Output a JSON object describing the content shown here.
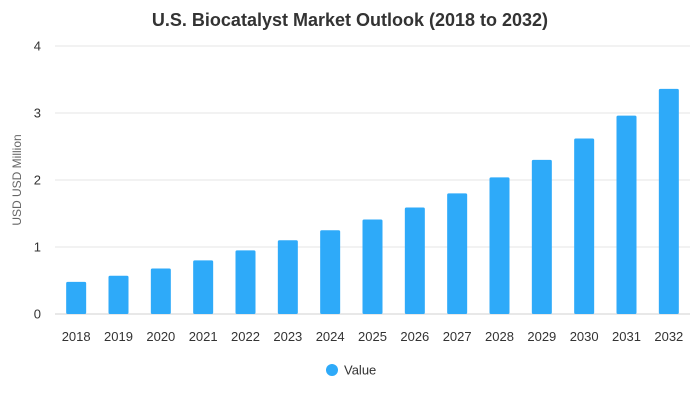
{
  "chart_data": {
    "type": "bar",
    "title": "U.S. Biocatalyst Market Outlook (2018 to 2032)",
    "xlabel": "",
    "ylabel": "USD USD Million",
    "categories": [
      "2018",
      "2019",
      "2020",
      "2021",
      "2022",
      "2023",
      "2024",
      "2025",
      "2026",
      "2027",
      "2028",
      "2029",
      "2030",
      "2031",
      "2032"
    ],
    "series": [
      {
        "name": "Value",
        "values": [
          0.48,
          0.57,
          0.68,
          0.8,
          0.95,
          1.1,
          1.25,
          1.41,
          1.59,
          1.8,
          2.04,
          2.3,
          2.62,
          2.96,
          3.36
        ],
        "color": "#2eaaf9"
      }
    ],
    "ylim": [
      0,
      4
    ],
    "yticks": [
      "0",
      "1",
      "2",
      "3",
      "4"
    ],
    "grid": true,
    "legend_position": "bottom-center"
  }
}
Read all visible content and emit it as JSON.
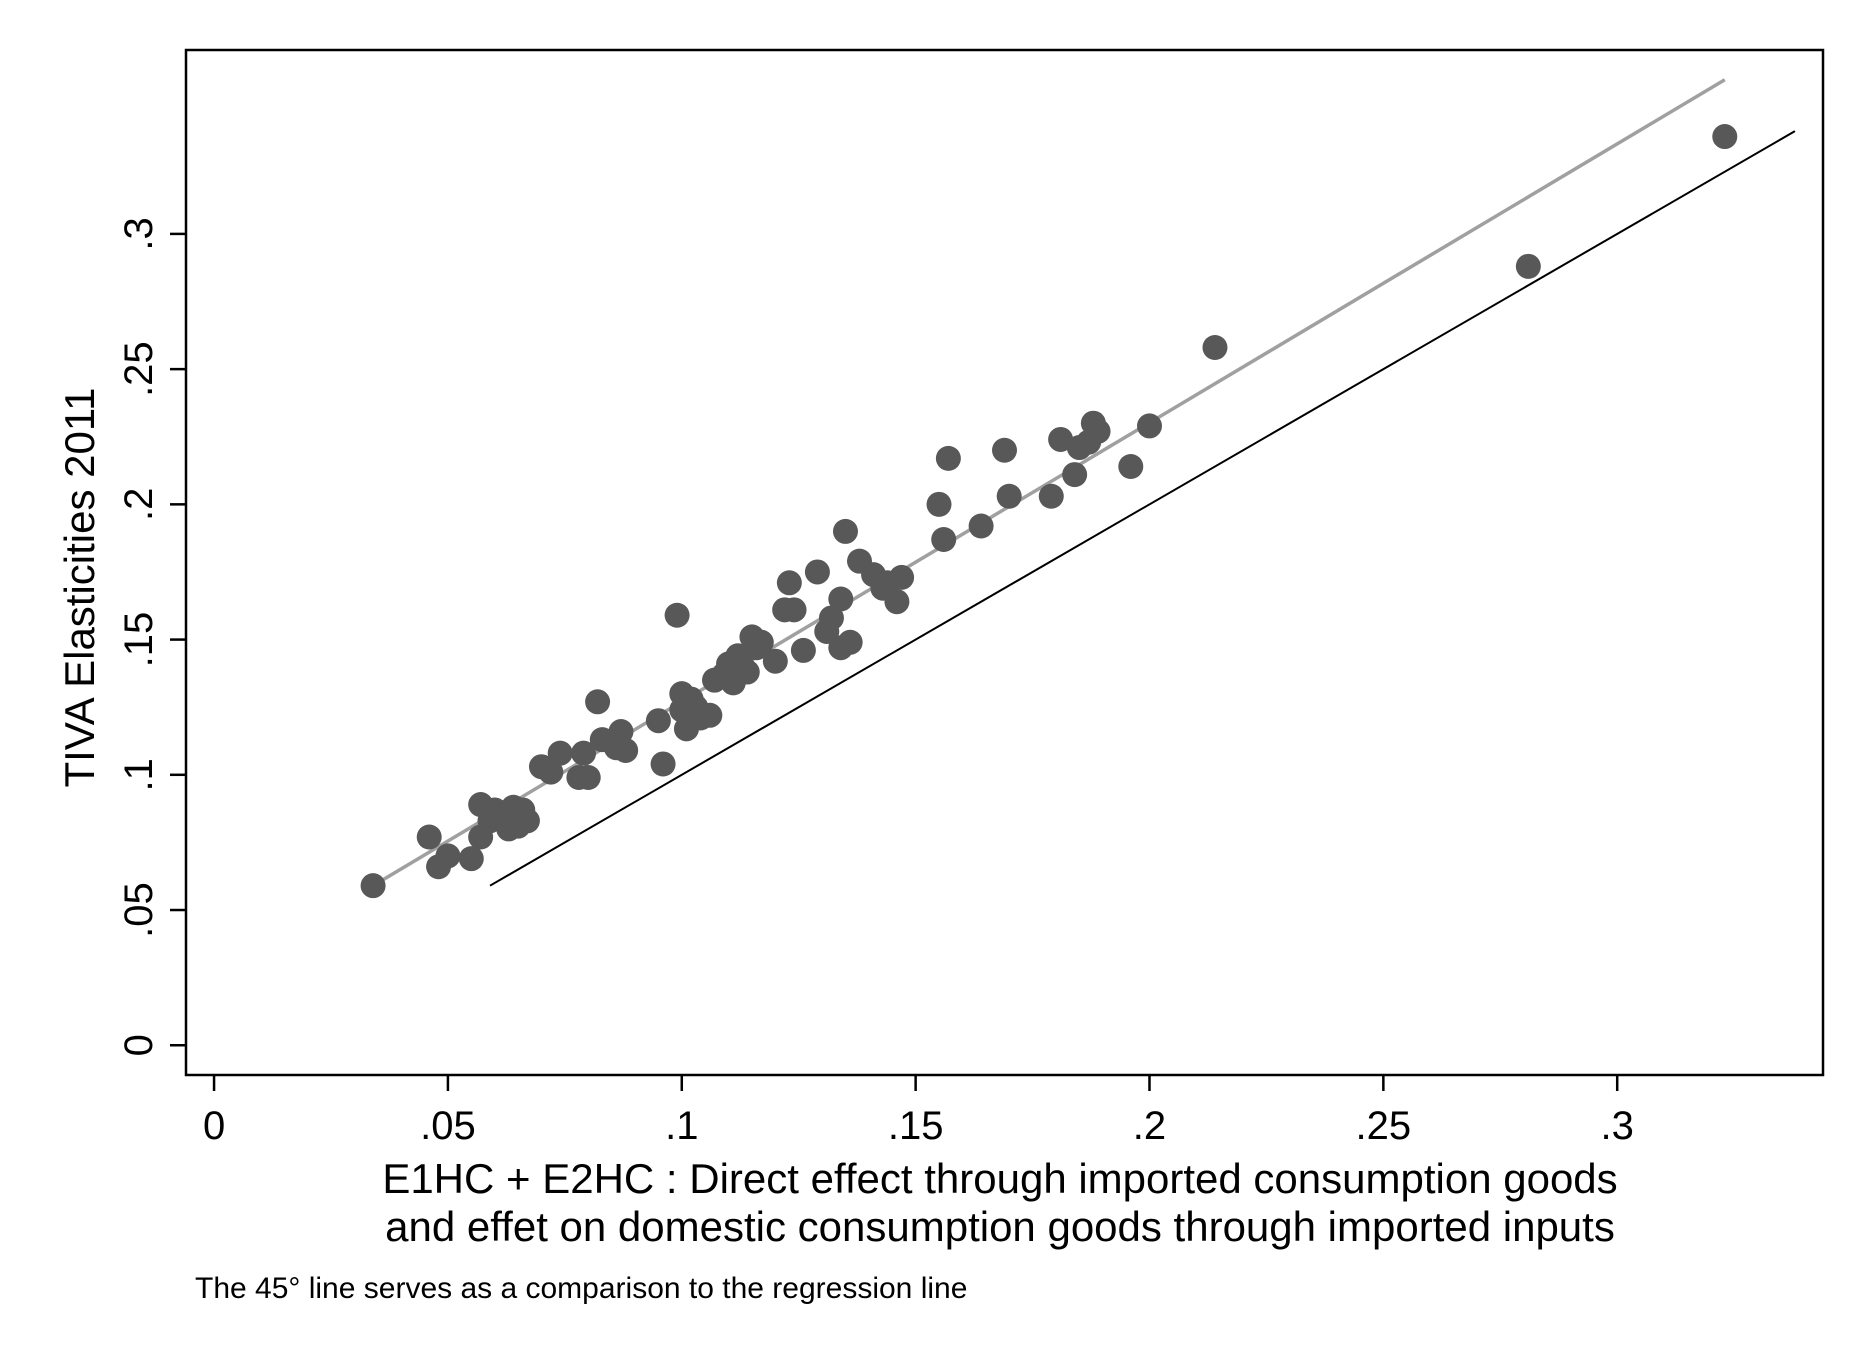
{
  "chart_data": {
    "type": "scatter",
    "title": "",
    "xlabel_lines": [
      "E1HC + E2HC : Direct effect through imported consumption goods",
      "and effet on domestic consumption goods through imported inputs"
    ],
    "ylabel": "TIVA Elasticities 2011",
    "note": "The 45° line serves as a comparison to the regression line",
    "xlim": [
      -0.006,
      0.344
    ],
    "ylim": [
      -0.011,
      0.368
    ],
    "x_ticks": [
      0,
      0.05,
      0.1,
      0.15,
      0.2,
      0.25,
      0.3
    ],
    "x_tick_labels": [
      "0",
      ".05",
      ".1",
      ".15",
      ".2",
      ".25",
      ".3"
    ],
    "y_ticks": [
      0,
      0.05,
      0.1,
      0.15,
      0.2,
      0.25,
      0.3
    ],
    "y_tick_labels": [
      "0",
      ".05",
      ".1",
      ".15",
      ".2",
      ".25",
      ".3"
    ],
    "grid": false,
    "legend": "none",
    "colors": {
      "points": "#585858",
      "regression_line": "#a0a0a0",
      "reference_line": "#000000",
      "frame": "#000000"
    },
    "lines": {
      "regression": {
        "from": [
          0.034,
          0.059
        ],
        "to": [
          0.323,
          0.357
        ]
      },
      "reference_45": {
        "from": [
          0.059,
          0.059
        ],
        "to": [
          0.338,
          0.338
        ]
      }
    },
    "points": [
      [
        0.034,
        0.059
      ],
      [
        0.046,
        0.077
      ],
      [
        0.048,
        0.066
      ],
      [
        0.05,
        0.07
      ],
      [
        0.055,
        0.069
      ],
      [
        0.057,
        0.089
      ],
      [
        0.057,
        0.077
      ],
      [
        0.059,
        0.083
      ],
      [
        0.06,
        0.087
      ],
      [
        0.062,
        0.086
      ],
      [
        0.063,
        0.08
      ],
      [
        0.064,
        0.088
      ],
      [
        0.065,
        0.081
      ],
      [
        0.066,
        0.087
      ],
      [
        0.067,
        0.083
      ],
      [
        0.07,
        0.103
      ],
      [
        0.072,
        0.101
      ],
      [
        0.074,
        0.108
      ],
      [
        0.078,
        0.099
      ],
      [
        0.079,
        0.108
      ],
      [
        0.08,
        0.099
      ],
      [
        0.082,
        0.127
      ],
      [
        0.083,
        0.113
      ],
      [
        0.086,
        0.11
      ],
      [
        0.087,
        0.116
      ],
      [
        0.088,
        0.109
      ],
      [
        0.095,
        0.12
      ],
      [
        0.096,
        0.104
      ],
      [
        0.099,
        0.159
      ],
      [
        0.1,
        0.124
      ],
      [
        0.1,
        0.13
      ],
      [
        0.101,
        0.117
      ],
      [
        0.102,
        0.128
      ],
      [
        0.103,
        0.125
      ],
      [
        0.104,
        0.121
      ],
      [
        0.106,
        0.122
      ],
      [
        0.107,
        0.135
      ],
      [
        0.109,
        0.137
      ],
      [
        0.11,
        0.141
      ],
      [
        0.111,
        0.134
      ],
      [
        0.112,
        0.144
      ],
      [
        0.113,
        0.14
      ],
      [
        0.114,
        0.138
      ],
      [
        0.115,
        0.151
      ],
      [
        0.116,
        0.147
      ],
      [
        0.117,
        0.149
      ],
      [
        0.12,
        0.142
      ],
      [
        0.122,
        0.161
      ],
      [
        0.123,
        0.171
      ],
      [
        0.124,
        0.161
      ],
      [
        0.126,
        0.146
      ],
      [
        0.129,
        0.175
      ],
      [
        0.131,
        0.153
      ],
      [
        0.132,
        0.158
      ],
      [
        0.134,
        0.165
      ],
      [
        0.134,
        0.147
      ],
      [
        0.135,
        0.19
      ],
      [
        0.136,
        0.149
      ],
      [
        0.138,
        0.179
      ],
      [
        0.141,
        0.174
      ],
      [
        0.143,
        0.169
      ],
      [
        0.144,
        0.171
      ],
      [
        0.146,
        0.164
      ],
      [
        0.147,
        0.173
      ],
      [
        0.155,
        0.2
      ],
      [
        0.156,
        0.187
      ],
      [
        0.157,
        0.217
      ],
      [
        0.164,
        0.192
      ],
      [
        0.169,
        0.22
      ],
      [
        0.17,
        0.203
      ],
      [
        0.179,
        0.203
      ],
      [
        0.181,
        0.224
      ],
      [
        0.184,
        0.211
      ],
      [
        0.185,
        0.221
      ],
      [
        0.187,
        0.223
      ],
      [
        0.188,
        0.23
      ],
      [
        0.189,
        0.227
      ],
      [
        0.196,
        0.214
      ],
      [
        0.2,
        0.229
      ],
      [
        0.214,
        0.258
      ],
      [
        0.281,
        0.288
      ],
      [
        0.323,
        0.336
      ]
    ]
  }
}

- **Task**
Scan the entries above for the word "title" and collect each line holding it.

- **Answer to this problem**
    "title": "U.S. Biocatalyst Market Outlook (2018 to 2032)",
    "title": "",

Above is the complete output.